**Task details**
Below is a block of records; reproduce all of them exactly and leave out any pictures.
>> BEGIN Working data
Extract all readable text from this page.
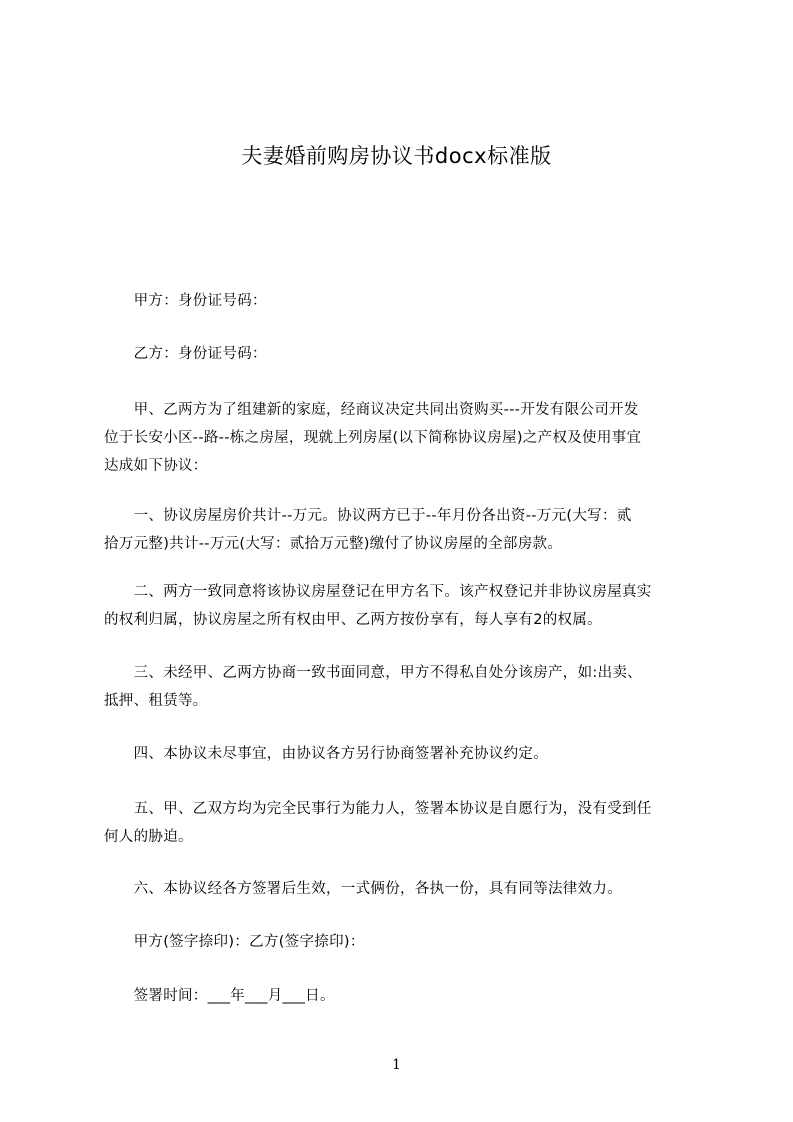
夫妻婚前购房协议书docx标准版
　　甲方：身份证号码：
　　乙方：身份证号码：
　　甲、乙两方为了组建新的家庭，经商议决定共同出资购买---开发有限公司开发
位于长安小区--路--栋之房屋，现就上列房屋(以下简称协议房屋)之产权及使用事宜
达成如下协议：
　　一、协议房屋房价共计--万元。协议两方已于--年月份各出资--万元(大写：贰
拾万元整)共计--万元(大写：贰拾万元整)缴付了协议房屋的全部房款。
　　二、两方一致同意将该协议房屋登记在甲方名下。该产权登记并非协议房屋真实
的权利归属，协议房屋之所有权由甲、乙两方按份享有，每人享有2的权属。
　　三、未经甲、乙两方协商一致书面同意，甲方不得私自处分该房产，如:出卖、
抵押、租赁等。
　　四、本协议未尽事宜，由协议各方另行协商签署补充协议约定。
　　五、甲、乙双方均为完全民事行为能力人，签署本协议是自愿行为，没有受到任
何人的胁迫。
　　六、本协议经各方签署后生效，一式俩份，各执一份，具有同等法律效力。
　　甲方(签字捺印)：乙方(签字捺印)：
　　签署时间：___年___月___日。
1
>> END Working data
**Solution for this exercise**
Extract all readable text from this page.
夫妻婚前购房协议书docx标准版
　　甲方：身份证号码：
　　乙方：身份证号码：
　　甲、乙两方为了组建新的家庭，经商议决定共同出资购买---开发有限公司开发
位于长安小区--路--栋之房屋，现就上列房屋(以下简称协议房屋)之产权及使用事宜
达成如下协议：
　　一、协议房屋房价共计--万元。协议两方已于--年月份各出资--万元(大写：贰
拾万元整)共计--万元(大写：贰拾万元整)缴付了协议房屋的全部房款。
　　二、两方一致同意将该协议房屋登记在甲方名下。该产权登记并非协议房屋真实
的权利归属，协议房屋之所有权由甲、乙两方按份享有，每人享有2的权属。
　　三、未经甲、乙两方协商一致书面同意，甲方不得私自处分该房产，如:出卖、
抵押、租赁等。
　　四、本协议未尽事宜，由协议各方另行协商签署补充协议约定。
　　五、甲、乙双方均为完全民事行为能力人，签署本协议是自愿行为，没有受到任
何人的胁迫。
　　六、本协议经各方签署后生效，一式俩份，各执一份，具有同等法律效力。
　　甲方(签字捺印)：乙方(签字捺印)：
　　签署时间：___年___月___日。
1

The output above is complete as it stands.